[Records from a dataset]
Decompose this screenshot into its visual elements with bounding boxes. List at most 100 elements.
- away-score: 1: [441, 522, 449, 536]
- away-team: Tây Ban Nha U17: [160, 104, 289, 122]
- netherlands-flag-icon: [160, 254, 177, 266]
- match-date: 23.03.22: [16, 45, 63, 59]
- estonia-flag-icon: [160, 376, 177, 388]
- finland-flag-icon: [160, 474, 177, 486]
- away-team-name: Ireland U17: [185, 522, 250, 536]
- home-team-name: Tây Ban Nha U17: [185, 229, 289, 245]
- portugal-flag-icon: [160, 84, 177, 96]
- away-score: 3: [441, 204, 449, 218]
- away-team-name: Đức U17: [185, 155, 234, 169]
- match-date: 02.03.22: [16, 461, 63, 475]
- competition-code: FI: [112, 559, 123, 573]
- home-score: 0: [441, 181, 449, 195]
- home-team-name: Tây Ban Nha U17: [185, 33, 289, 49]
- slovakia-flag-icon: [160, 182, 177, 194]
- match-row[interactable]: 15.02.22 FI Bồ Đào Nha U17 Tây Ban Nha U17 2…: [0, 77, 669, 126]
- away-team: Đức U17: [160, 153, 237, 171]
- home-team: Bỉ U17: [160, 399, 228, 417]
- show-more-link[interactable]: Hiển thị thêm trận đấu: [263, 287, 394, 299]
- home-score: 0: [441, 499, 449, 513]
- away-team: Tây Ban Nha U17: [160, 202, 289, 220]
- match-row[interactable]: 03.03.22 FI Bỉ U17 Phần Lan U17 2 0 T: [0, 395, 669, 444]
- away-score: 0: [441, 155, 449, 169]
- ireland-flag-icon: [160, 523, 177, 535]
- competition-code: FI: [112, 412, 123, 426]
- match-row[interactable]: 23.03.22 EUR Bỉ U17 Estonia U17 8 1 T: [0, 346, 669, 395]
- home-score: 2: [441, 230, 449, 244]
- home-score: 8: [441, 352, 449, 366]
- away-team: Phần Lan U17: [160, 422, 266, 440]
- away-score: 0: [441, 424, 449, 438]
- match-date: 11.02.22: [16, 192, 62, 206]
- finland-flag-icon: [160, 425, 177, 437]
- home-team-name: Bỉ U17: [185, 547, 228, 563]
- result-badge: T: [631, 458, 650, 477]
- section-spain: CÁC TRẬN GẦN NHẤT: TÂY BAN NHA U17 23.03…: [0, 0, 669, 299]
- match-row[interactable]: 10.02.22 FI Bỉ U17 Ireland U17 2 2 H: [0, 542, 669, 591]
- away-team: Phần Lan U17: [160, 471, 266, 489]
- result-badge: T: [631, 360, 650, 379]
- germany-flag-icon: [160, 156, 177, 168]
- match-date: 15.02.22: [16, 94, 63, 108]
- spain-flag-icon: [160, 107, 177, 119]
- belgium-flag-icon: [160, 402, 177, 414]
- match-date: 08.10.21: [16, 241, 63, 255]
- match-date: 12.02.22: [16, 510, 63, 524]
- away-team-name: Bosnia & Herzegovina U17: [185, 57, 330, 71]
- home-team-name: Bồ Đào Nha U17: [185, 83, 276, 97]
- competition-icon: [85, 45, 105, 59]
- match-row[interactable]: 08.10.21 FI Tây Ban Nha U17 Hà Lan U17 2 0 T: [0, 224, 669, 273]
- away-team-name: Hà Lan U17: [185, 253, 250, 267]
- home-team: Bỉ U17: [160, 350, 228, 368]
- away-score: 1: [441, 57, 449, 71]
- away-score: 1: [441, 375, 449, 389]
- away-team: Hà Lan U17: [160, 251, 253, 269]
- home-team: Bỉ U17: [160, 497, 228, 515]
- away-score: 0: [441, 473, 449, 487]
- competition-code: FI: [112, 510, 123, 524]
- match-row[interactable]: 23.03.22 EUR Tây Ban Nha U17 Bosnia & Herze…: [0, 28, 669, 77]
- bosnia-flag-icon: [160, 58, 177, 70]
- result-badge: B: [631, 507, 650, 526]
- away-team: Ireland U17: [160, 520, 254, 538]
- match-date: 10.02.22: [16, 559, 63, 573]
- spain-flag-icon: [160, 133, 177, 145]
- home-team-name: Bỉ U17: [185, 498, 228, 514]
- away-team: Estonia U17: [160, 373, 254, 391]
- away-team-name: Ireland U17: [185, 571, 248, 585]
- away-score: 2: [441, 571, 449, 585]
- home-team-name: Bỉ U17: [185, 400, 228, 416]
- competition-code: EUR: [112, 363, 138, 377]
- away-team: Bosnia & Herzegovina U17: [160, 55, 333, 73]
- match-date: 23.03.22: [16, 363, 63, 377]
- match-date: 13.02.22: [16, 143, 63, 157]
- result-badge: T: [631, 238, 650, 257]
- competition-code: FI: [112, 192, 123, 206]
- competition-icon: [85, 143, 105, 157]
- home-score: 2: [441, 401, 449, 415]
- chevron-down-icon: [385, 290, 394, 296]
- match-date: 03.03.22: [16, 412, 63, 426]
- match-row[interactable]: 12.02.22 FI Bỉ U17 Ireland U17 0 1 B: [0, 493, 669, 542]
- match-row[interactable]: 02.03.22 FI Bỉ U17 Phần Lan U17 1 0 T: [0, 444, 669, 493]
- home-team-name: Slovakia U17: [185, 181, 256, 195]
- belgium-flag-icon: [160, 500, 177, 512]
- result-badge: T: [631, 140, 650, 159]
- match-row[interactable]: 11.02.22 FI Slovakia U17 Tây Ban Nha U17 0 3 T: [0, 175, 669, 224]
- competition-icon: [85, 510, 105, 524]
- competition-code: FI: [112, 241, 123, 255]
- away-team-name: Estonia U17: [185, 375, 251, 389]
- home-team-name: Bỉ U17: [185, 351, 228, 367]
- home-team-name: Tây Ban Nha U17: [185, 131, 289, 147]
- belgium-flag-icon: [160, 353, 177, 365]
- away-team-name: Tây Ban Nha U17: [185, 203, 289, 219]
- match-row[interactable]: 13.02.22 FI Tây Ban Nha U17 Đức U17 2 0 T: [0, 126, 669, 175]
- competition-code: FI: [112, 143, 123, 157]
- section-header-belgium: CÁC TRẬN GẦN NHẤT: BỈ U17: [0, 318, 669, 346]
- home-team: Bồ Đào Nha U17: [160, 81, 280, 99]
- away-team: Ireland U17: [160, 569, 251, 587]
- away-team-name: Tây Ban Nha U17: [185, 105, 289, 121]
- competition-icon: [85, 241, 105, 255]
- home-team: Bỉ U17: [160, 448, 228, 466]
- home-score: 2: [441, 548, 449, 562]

Exercise prompt:
Render every line of the records above as a Markdown table, skipping blank lines, with a "Row" column holding the row number and a "Line" column holding the line itself.

Exercise solution:
| Row | Line |
|---|---|
| 1 | Decompose this screenshot into its visual elements with bounding boxes. List at most 100 elements. |
| 2 | - away-score: 1: [441, 522, 449, 536] |
| 3 | - away-team: Tây Ban Nha U17: [160, 104, 289, 122] |
| 4 | - netherlands-flag-icon: [160, 254, 177, 266] |
| 5 | - match-date: 23.03.22: [16, 45, 63, 59] |
| 6 | - estonia-flag-icon: [160, 376, 177, 388] |
| 7 | - finland-flag-icon: [160, 474, 177, 486] |
| 8 | - away-team-name: Ireland U17: [185, 522, 250, 536] |
| 9 | - home-team-name: Tây Ban Nha U17: [185, 229, 289, 245] |
| 10 | - portugal-flag-icon: [160, 84, 177, 96] |
| 11 | - away-score: 3: [441, 204, 449, 218] |
| 12 | - away-team-name: Đức U17: [185, 155, 234, 169] |
| 13 | - match-date: 02.03.22: [16, 461, 63, 475] |
| 14 | - competition-code: FI: [112, 559, 123, 573] |
| 15 | - home-score: 0: [441, 181, 449, 195] |
| 16 | - home-team-name: Tây Ban Nha U17: [185, 33, 289, 49] |
| 17 | - slovakia-flag-icon: [160, 182, 177, 194] |
| 18 | - match-row[interactable]: 15.02.22 FI Bồ Đào Nha U17 Tây Ban Nha U17 2…: [0, 77, 669, 126] |
| 19 | - away-team: Đức U17: [160, 153, 237, 171] |
| 20 | - home-team: Bỉ U17: [160, 399, 228, 417] |
| 21 | - show-more-link[interactable]: Hiển thị thêm trận đấu: [263, 287, 394, 299] |
| 22 | - home-score: 0: [441, 499, 449, 513] |
| 23 | - away-team: Tây Ban Nha U17: [160, 202, 289, 220] |
| 24 | - match-row[interactable]: 03.03.22 FI Bỉ U17 Phần Lan U17 2 0 T: [0, 395, 669, 444] |
| 25 | - away-score: 0: [441, 155, 449, 169] |
| 26 | - ireland-flag-icon: [160, 523, 177, 535] |
| 27 | - competition-code: FI: [112, 412, 123, 426] |
| 28 | - match-row[interactable]: 23.03.22 EUR Bỉ U17 Estonia U17 8 1 T: [0, 346, 669, 395] |
| 29 | - home-score: 2: [441, 230, 449, 244] |
| 30 | - home-score: 8: [441, 352, 449, 366] |
| 31 | - away-team: Phần Lan U17: [160, 422, 266, 440] |
| 32 | - away-score: 0: [441, 424, 449, 438] |
| 33 | - match-date: 11.02.22: [16, 192, 62, 206] |
| 34 | - finland-flag-icon: [160, 425, 177, 437] |
| 35 | - home-team-name: Bỉ U17: [185, 547, 228, 563] |
| 36 | - result-badge: T: [631, 458, 650, 477] |
| 37 | - section-spain: CÁC TRẬN GẦN NHẤT: TÂY BAN NHA U17 23.03…: [0, 0, 669, 299] |
| 38 | - match-row[interactable]: 10.02.22 FI Bỉ U17 Ireland U17 2 2 H: [0, 542, 669, 591] |
| 39 | - away-team: Phần Lan U17: [160, 471, 266, 489] |
| 40 | - result-badge: T: [631, 360, 650, 379] |
| 41 | - germany-flag-icon: [160, 156, 177, 168] |
| 42 | - match-date: 15.02.22: [16, 94, 63, 108] |
| 43 | - spain-flag-icon: [160, 107, 177, 119] |
| 44 | - belgium-flag-icon: [160, 402, 177, 414] |
| 45 | - match-date: 08.10.21: [16, 241, 63, 255] |
| 46 | - match-date: 12.02.22: [16, 510, 63, 524] |
| 47 | - away-team-name: Bosnia & Herzegovina U17: [185, 57, 330, 71] |
| 48 | - home-team-name: Bồ Đào Nha U17: [185, 83, 276, 97] |
| 49 | - competition-icon: [85, 45, 105, 59] |
| 50 | - match-row[interactable]: 08.10.21 FI Tây Ban Nha U17 Hà Lan U17 2 0 T: [0, 224, 669, 273] |
| 51 | - away-team-name: Hà Lan U17: [185, 253, 250, 267] |
| 52 | - home-team: Bỉ U17: [160, 350, 228, 368] |
| 53 | - away-score: 1: [441, 57, 449, 71] |
| 54 | - away-score: 1: [441, 375, 449, 389] |
| 55 | - away-team: Hà Lan U17: [160, 251, 253, 269] |
| 56 | - home-team: Bỉ U17: [160, 497, 228, 515] |
| 57 | - away-score: 0: [441, 473, 449, 487] |
| 58 | - competition-code: FI: [112, 510, 123, 524] |
| 59 | - match-row[interactable]: 23.03.22 EUR Tây Ban Nha U17 Bosnia & Herze…: [0, 28, 669, 77] |
| 60 | - bosnia-flag-icon: [160, 58, 177, 70] |
| 61 | - result-badge: B: [631, 507, 650, 526] |
| 62 | - away-team: Ireland U17: [160, 520, 254, 538] |
| 63 | - match-date: 10.02.22: [16, 559, 63, 573] |
| 64 | - spain-flag-icon: [160, 133, 177, 145] |
| 65 | - home-team-name: Bỉ U17: [185, 498, 228, 514] |
| 66 | - away-team: Estonia U17: [160, 373, 254, 391] |
| 67 | - away-team-name: Ireland U17: [185, 571, 248, 585] |
| 68 | - away-score: 2: [441, 571, 449, 585] |
| 69 | - home-team-name: Bỉ U17: [185, 400, 228, 416] |
| 70 | - competition-code: EUR: [112, 363, 138, 377] |
| 71 | - away-team: Bosnia & Herzegovina U17: [160, 55, 333, 73] |
| 72 | - match-date: 23.03.22: [16, 363, 63, 377] |
| 73 | - match-date: 13.02.22: [16, 143, 63, 157] |
| 74 | - result-badge: T: [631, 238, 650, 257] |
| 75 | - competition-code: FI: [112, 192, 123, 206] |
| 76 | - competition-icon: [85, 143, 105, 157] |
| 77 | - home-score: 2: [441, 401, 449, 415] |
| 78 | - chevron-down-icon: [385, 290, 394, 296] |
| 79 | - match-date: 03.03.22: [16, 412, 63, 426] |
| 80 | - match-row[interactable]: 12.02.22 FI Bỉ U17 Ireland U17 0 1 B: [0, 493, 669, 542] |
| 81 | - match-row[interactable]: 02.03.22 FI Bỉ U17 Phần Lan U17 1 0 T: [0, 444, 669, 493] |
| 82 | - home-team-name: Slovakia U17: [185, 181, 256, 195] |
| 83 | - belgium-flag-icon: [160, 500, 177, 512] |
| 84 | - result-badge: T: [631, 140, 650, 159] |
| 85 | - match-row[interactable]: 11.02.22 FI Slovakia U17 Tây Ban Nha U17 0 3 T: [0, 175, 669, 224] |
| 86 | - competition-icon: [85, 510, 105, 524] |
| 87 | - competition-code: FI: [112, 241, 123, 255] |
| 88 | - away-team-name: Estonia U17: [185, 375, 251, 389] |
| 89 | - home-team-name: Bỉ U17: [185, 351, 228, 367] |
| 90 | - home-team-name: Tây Ban Nha U17: [185, 131, 289, 147] |
| 91 | - belgium-flag-icon: [160, 353, 177, 365] |
| 92 | - away-team-name: Tây Ban Nha U17: [185, 203, 289, 219] |
| 93 | - match-row[interactable]: 13.02.22 FI Tây Ban Nha U17 Đức U17 2 0 T: [0, 126, 669, 175] |
| 94 | - competition-code: FI: [112, 143, 123, 157] |
| 95 | - section-header-belgium: CÁC TRẬN GẦN NHẤT: BỈ U17: [0, 318, 669, 346] |
| 96 | - home-team: Bồ Đào Nha U17: [160, 81, 280, 99] |
| 97 | - away-team: Ireland U17: [160, 569, 251, 587] |
| 98 | - away-team-name: Tây Ban Nha U17: [185, 105, 289, 121] |
| 99 | - competition-icon: [85, 241, 105, 255] |
| 100 | - home-team: Bỉ U17: [160, 448, 228, 466] |
| 101 | - home-score: 2: [441, 548, 449, 562] |